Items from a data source
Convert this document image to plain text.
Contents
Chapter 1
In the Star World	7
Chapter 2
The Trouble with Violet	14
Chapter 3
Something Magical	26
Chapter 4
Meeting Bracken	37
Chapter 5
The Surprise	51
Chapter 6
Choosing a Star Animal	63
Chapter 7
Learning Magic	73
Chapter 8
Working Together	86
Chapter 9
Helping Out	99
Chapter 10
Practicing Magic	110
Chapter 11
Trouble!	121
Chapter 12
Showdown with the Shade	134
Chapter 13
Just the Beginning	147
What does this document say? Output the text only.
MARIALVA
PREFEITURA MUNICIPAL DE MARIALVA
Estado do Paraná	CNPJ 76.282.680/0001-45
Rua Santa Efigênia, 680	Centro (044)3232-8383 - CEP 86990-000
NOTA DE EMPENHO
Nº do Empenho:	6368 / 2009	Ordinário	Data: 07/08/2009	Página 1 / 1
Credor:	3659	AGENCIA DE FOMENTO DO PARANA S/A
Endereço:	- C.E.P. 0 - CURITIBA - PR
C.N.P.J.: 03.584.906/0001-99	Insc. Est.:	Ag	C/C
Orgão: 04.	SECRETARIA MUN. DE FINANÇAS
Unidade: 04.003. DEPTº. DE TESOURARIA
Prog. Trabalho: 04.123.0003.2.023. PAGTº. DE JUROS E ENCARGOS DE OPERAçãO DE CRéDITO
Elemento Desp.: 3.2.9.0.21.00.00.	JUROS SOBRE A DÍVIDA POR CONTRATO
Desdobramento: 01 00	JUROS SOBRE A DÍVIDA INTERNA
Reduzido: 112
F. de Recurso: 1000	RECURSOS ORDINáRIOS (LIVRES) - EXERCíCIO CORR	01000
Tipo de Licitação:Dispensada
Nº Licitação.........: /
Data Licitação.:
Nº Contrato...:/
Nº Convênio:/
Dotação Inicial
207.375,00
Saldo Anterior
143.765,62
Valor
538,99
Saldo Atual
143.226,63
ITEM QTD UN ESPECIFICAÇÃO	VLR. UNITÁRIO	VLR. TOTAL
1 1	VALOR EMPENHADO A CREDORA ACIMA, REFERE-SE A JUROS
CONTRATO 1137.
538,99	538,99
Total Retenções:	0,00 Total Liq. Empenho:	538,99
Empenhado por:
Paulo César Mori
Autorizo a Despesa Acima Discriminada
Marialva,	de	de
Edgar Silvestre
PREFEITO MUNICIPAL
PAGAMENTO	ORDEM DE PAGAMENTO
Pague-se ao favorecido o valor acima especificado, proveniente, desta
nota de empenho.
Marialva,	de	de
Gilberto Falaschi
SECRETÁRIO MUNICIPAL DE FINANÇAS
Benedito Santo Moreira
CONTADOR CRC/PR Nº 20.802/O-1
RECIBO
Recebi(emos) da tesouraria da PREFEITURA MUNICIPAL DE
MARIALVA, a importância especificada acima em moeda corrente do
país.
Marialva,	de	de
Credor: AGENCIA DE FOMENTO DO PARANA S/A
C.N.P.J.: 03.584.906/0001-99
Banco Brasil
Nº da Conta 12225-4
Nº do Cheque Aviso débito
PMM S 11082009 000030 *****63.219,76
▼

→ What is needed: Output all of the material exactly as written.

→ Response to the exercise:
Convert this document image to plain text.
Contents
Chapter 1
In the Star World	7
Chapter 2
The Trouble with Violet	14
Chapter 3
Something Magical	26
Chapter 4
Meeting Bracken	37
Chapter 5
The Surprise	51
Chapter 6
Choosing a Star Animal	63
Chapter 7
Learning Magic	73
Chapter 8
Working Together	86
Chapter 9
Helping Out	99
Chapter 10
Practicing Magic	110
Chapter 11
Trouble!	121
Chapter 12
Showdown with the Shade	134
Chapter 13
Just the Beginning	147
What does this document say? Output the text only.
MARIALVA
PREFEITURA MUNICIPAL DE MARIALVA
Estado do Paraná	CNPJ 76.282.680/0001-45
Rua Santa Efigênia, 680	Centro (044)3232-8383 - CEP 86990-000
NOTA DE EMPENHO
Nº do Empenho:	6368 / 2009	Ordinário	Data: 07/08/2009	Página 1 / 1
Credor:	3659	AGENCIA DE FOMENTO DO PARANA S/A
Endereço:	- C.E.P. 0 - CURITIBA - PR
C.N.P.J.: 03.584.906/0001-99	Insc. Est.:	Ag	C/C
Orgão: 04.	SECRETARIA MUN. DE FINANÇAS
Unidade: 04.003. DEPTº. DE TESOURARIA
Prog. Trabalho: 04.123.0003.2.023. PAGTº. DE JUROS E ENCARGOS DE OPERAçãO DE CRéDITO
Elemento Desp.: 3.2.9.0.21.00.00.	JUROS SOBRE A DÍVIDA POR CONTRATO
Desdobramento: 01 00	JUROS SOBRE A DÍVIDA INTERNA
Reduzido: 112
F. de Recurso: 1000	RECURSOS ORDINáRIOS (LIVRES) - EXERCíCIO CORR	01000
Tipo de Licitação:Dispensada
Nº Licitação.........: /
Data Licitação.:
Nº Contrato...:/
Nº Convênio:/
Dotação Inicial
207.375,00
Saldo Anterior
143.765,62
Valor
538,99
Saldo Atual
143.226,63
ITEM QTD UN ESPECIFICAÇÃO	VLR. UNITÁRIO	VLR. TOTAL
1 1	VALOR EMPENHADO A CREDORA ACIMA, REFERE-SE A JUROS
CONTRATO 1137.
538,99	538,99
Total Retenções:	0,00 Total Liq. Empenho:	538,99
Empenhado por:
Paulo César Mori
Autorizo a Despesa Acima Discriminada
Marialva,	de	de
Edgar Silvestre
PREFEITO MUNICIPAL
PAGAMENTO	ORDEM DE PAGAMENTO
Pague-se ao favorecido o valor acima especificado, proveniente, desta
nota de empenho.
Marialva,	de	de
Gilberto Falaschi
SECRETÁRIO MUNICIPAL DE FINANÇAS
Benedito Santo Moreira
CONTADOR CRC/PR Nº 20.802/O-1
RECIBO
Recebi(emos) da tesouraria da PREFEITURA MUNICIPAL DE
MARIALVA, a importância especificada acima em moeda corrente do
país.
Marialva,	de	de
Credor: AGENCIA DE FOMENTO DO PARANA S/A
C.N.P.J.: 03.584.906/0001-99
Banco Brasil
Nº da Conta 12225-4
Nº do Cheque Aviso débito
PMM S 11082009 000030 *****63.219,76
▼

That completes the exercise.